- [Aim]: Extract each line holding the word "name" from the entries.

Figure contents as structured data:
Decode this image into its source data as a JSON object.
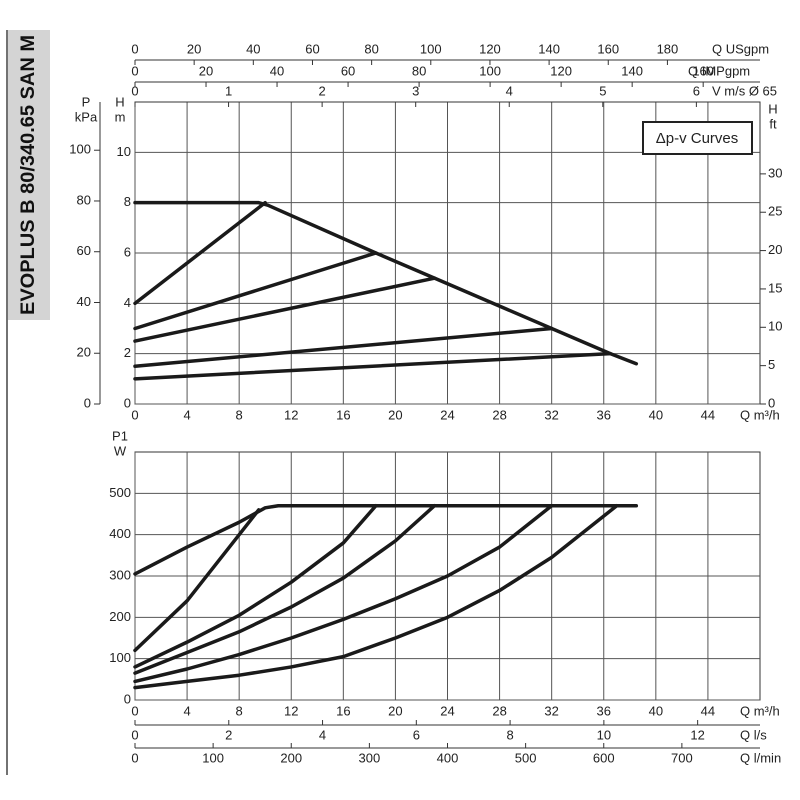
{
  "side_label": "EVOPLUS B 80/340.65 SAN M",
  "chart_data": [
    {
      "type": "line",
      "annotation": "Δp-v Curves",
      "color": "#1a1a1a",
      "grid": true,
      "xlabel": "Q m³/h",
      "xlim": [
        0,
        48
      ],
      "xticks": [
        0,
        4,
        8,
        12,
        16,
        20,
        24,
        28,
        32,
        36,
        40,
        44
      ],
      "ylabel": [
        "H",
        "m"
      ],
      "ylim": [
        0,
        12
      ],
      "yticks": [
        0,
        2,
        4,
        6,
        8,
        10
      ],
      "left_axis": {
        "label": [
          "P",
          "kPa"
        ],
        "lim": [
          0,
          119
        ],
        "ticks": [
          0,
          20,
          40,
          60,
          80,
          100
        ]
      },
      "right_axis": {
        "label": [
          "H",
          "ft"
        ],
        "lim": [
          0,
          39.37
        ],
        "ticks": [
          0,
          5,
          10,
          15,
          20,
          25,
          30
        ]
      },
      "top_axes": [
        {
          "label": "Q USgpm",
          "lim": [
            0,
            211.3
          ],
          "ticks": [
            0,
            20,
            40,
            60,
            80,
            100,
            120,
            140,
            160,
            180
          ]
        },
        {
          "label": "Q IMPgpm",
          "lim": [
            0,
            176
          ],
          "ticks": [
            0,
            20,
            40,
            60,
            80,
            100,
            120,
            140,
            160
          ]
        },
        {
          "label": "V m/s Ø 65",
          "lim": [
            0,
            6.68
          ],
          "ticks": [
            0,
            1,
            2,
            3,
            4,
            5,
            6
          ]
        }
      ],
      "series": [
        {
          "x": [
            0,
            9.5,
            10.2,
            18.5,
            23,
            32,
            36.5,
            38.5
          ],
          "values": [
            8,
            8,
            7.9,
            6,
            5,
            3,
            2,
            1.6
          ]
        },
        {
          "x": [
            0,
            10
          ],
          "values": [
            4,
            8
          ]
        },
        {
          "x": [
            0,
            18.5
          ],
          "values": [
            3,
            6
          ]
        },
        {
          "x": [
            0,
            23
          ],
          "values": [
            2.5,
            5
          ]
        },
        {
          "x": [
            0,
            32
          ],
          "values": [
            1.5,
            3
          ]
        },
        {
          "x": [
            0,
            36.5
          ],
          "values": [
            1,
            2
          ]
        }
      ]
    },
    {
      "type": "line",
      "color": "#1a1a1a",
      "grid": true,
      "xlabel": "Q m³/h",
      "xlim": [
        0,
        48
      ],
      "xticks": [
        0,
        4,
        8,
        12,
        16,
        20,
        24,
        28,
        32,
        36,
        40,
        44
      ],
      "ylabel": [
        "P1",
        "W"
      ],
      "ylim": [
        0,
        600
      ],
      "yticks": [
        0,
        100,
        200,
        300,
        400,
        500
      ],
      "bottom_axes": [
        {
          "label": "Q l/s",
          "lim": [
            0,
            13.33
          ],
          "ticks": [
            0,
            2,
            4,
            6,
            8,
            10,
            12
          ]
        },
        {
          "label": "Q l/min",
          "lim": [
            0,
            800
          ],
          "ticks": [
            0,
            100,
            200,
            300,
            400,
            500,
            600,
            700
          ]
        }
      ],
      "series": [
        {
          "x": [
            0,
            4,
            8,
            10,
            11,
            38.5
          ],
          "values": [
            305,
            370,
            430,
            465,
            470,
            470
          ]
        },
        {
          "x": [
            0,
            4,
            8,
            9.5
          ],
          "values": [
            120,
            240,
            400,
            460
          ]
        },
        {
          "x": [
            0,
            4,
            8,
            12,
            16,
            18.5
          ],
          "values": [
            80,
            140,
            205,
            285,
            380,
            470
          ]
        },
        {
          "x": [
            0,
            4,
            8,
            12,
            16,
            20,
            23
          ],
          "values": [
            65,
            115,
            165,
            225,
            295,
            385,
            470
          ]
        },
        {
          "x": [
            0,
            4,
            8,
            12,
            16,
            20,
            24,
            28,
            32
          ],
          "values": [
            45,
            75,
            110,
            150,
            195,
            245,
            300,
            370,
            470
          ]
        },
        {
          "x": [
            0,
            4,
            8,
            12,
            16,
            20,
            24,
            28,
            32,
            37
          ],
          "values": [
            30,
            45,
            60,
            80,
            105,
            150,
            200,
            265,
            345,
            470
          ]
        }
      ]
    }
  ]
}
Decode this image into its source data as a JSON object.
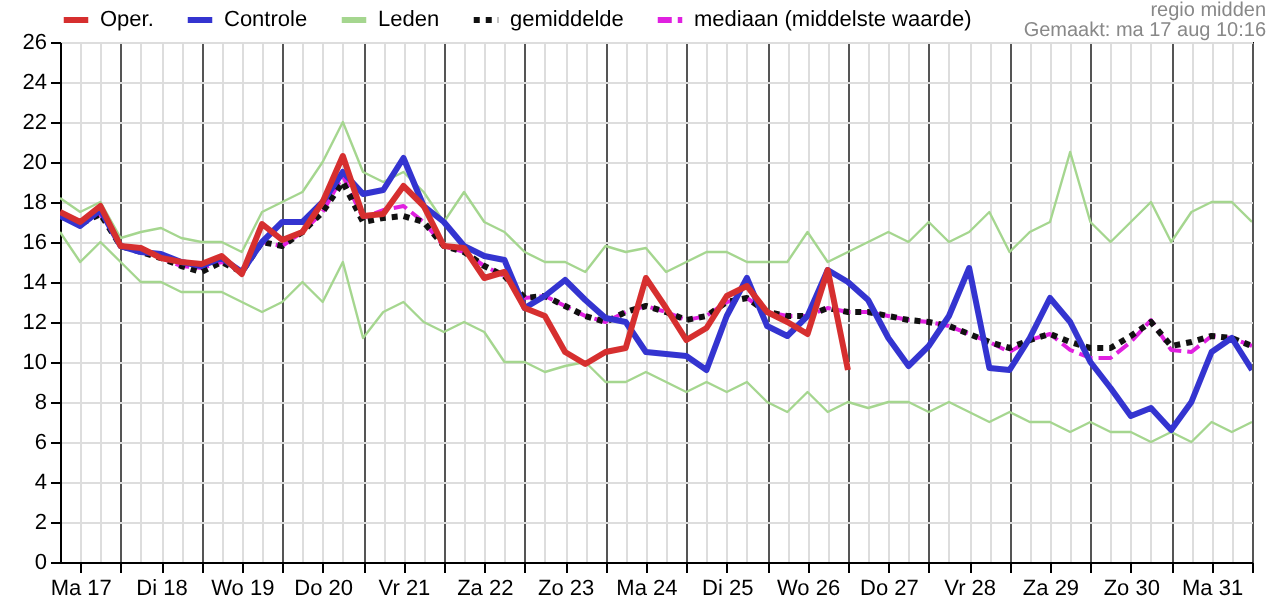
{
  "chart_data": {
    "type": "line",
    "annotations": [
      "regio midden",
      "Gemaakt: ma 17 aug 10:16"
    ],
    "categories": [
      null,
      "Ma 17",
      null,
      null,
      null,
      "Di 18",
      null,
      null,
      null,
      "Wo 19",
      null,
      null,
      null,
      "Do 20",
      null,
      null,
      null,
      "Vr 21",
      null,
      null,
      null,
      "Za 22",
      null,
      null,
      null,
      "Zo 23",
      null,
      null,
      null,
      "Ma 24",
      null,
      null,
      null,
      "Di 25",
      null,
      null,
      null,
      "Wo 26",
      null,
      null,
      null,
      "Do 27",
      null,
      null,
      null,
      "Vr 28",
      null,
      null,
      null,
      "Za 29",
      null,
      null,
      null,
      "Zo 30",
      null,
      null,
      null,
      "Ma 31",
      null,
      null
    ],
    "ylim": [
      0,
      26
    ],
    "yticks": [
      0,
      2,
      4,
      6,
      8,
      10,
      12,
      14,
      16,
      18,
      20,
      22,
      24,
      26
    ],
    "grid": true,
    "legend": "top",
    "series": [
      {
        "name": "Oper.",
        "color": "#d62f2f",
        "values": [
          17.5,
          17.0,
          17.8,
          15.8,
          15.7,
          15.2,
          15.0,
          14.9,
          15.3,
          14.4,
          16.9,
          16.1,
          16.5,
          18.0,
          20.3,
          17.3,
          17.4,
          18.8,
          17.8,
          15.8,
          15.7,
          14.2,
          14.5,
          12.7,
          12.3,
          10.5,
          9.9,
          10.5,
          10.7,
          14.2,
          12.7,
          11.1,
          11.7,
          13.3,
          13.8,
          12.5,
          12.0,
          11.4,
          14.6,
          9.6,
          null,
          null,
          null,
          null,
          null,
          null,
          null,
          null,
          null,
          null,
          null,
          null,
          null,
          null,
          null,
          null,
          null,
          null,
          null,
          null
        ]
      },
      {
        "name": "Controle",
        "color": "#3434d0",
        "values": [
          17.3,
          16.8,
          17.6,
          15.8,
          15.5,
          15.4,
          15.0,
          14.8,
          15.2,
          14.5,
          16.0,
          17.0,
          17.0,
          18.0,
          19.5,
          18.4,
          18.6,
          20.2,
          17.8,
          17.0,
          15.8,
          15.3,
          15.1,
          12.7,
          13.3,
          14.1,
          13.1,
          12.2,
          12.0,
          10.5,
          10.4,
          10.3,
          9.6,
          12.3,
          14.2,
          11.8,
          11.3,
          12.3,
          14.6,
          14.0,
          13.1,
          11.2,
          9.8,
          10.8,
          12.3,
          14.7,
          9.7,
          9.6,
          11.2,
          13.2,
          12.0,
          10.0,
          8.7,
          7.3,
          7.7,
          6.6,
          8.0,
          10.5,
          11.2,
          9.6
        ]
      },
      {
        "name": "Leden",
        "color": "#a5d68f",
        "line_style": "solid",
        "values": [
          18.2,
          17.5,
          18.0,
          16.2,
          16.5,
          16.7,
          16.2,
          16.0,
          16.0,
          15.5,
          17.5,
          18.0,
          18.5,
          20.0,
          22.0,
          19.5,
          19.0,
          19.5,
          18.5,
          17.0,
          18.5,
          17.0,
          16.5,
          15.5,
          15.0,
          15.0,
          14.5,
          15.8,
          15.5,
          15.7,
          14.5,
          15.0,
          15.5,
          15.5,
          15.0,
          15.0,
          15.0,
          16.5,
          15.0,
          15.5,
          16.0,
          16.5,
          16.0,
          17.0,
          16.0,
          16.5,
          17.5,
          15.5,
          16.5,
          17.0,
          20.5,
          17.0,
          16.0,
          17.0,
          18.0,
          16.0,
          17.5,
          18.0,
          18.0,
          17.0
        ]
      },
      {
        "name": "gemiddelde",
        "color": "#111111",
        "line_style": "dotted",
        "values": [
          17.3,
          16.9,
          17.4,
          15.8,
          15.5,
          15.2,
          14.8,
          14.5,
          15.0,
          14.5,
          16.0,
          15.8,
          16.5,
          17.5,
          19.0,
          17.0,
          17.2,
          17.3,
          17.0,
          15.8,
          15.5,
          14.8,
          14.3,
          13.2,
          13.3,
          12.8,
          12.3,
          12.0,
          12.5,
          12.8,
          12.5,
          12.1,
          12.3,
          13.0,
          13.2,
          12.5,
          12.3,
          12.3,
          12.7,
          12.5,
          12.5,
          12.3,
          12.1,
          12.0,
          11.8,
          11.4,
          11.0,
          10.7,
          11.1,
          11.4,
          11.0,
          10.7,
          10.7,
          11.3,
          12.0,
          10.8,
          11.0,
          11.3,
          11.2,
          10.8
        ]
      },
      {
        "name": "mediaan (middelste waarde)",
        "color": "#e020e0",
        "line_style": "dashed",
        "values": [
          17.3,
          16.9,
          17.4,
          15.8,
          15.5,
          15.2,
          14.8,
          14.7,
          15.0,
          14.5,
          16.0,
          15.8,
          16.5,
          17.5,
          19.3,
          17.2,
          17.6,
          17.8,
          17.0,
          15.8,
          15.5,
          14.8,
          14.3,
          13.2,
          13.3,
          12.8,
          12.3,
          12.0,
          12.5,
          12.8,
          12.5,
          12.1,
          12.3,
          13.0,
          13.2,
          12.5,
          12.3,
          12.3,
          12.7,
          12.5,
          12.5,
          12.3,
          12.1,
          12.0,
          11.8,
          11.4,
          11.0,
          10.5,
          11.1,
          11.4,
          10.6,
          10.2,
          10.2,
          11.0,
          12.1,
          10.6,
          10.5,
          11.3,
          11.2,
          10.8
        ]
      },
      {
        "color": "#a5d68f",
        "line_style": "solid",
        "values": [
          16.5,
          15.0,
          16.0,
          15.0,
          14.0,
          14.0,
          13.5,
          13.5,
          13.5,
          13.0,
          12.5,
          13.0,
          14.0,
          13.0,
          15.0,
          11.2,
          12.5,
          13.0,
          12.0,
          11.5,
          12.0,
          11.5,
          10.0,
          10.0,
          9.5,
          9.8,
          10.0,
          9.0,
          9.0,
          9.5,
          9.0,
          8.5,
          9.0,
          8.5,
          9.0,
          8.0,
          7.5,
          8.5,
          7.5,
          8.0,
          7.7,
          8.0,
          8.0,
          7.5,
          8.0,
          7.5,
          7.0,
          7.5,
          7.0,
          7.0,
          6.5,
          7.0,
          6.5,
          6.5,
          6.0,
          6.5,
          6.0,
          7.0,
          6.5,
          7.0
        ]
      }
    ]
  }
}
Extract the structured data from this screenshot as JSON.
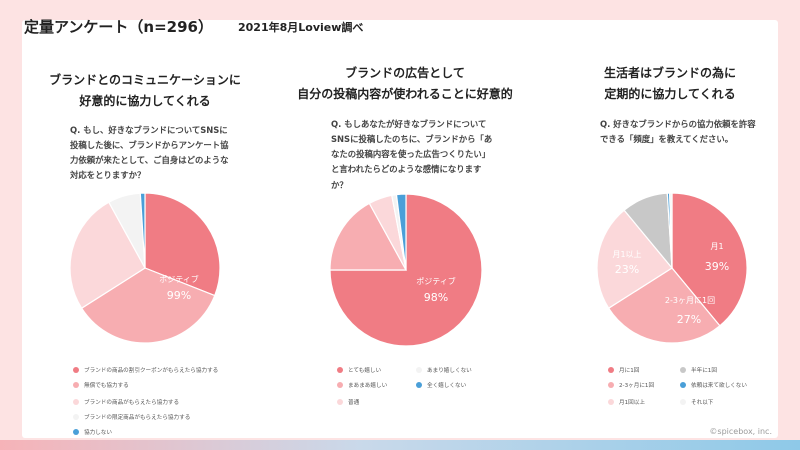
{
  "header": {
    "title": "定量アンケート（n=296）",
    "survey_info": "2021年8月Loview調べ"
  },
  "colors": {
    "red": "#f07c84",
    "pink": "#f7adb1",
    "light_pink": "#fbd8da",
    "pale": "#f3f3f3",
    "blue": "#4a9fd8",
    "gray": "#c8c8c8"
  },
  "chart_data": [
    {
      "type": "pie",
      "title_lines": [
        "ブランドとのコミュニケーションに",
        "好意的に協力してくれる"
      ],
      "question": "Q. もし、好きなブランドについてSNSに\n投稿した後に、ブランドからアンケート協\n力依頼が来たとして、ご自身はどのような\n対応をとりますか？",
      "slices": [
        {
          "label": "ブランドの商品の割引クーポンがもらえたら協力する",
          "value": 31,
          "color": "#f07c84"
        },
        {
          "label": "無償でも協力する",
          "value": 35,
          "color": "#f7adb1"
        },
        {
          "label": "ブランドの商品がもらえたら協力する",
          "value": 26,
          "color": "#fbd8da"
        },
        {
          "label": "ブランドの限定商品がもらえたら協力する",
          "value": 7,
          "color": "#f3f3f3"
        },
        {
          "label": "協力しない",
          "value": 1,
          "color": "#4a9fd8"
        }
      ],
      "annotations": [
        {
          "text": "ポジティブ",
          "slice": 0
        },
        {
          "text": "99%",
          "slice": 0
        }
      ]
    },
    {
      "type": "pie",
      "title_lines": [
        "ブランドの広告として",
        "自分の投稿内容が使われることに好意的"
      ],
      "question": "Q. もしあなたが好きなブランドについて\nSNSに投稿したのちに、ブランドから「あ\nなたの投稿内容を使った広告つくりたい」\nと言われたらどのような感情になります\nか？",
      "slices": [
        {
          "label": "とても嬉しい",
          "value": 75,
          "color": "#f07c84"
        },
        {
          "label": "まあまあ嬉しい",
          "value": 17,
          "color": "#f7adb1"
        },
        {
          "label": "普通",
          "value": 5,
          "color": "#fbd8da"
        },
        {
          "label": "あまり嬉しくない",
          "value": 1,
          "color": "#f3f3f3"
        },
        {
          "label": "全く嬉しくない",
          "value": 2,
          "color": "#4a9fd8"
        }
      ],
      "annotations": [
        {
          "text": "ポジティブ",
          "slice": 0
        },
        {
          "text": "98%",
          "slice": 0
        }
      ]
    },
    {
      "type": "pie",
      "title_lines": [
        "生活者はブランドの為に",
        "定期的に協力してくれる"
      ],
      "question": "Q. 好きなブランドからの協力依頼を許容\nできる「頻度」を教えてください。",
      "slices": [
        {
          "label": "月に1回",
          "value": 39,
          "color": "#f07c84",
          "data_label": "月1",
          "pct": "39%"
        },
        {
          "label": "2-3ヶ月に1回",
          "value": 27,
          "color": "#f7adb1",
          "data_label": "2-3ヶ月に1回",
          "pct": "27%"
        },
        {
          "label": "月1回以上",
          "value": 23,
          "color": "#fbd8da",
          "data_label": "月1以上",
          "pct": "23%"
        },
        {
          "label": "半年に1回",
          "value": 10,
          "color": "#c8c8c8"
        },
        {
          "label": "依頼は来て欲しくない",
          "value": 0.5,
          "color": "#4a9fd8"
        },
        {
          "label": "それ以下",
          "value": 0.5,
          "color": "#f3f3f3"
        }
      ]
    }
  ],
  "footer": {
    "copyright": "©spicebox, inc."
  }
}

- [Correct result]:
        "name": "Oper.",
        "name": "Controle",
        "name": "Leden",
        "name": "gemiddelde",
        "name": "mediaan (middelste waarde)",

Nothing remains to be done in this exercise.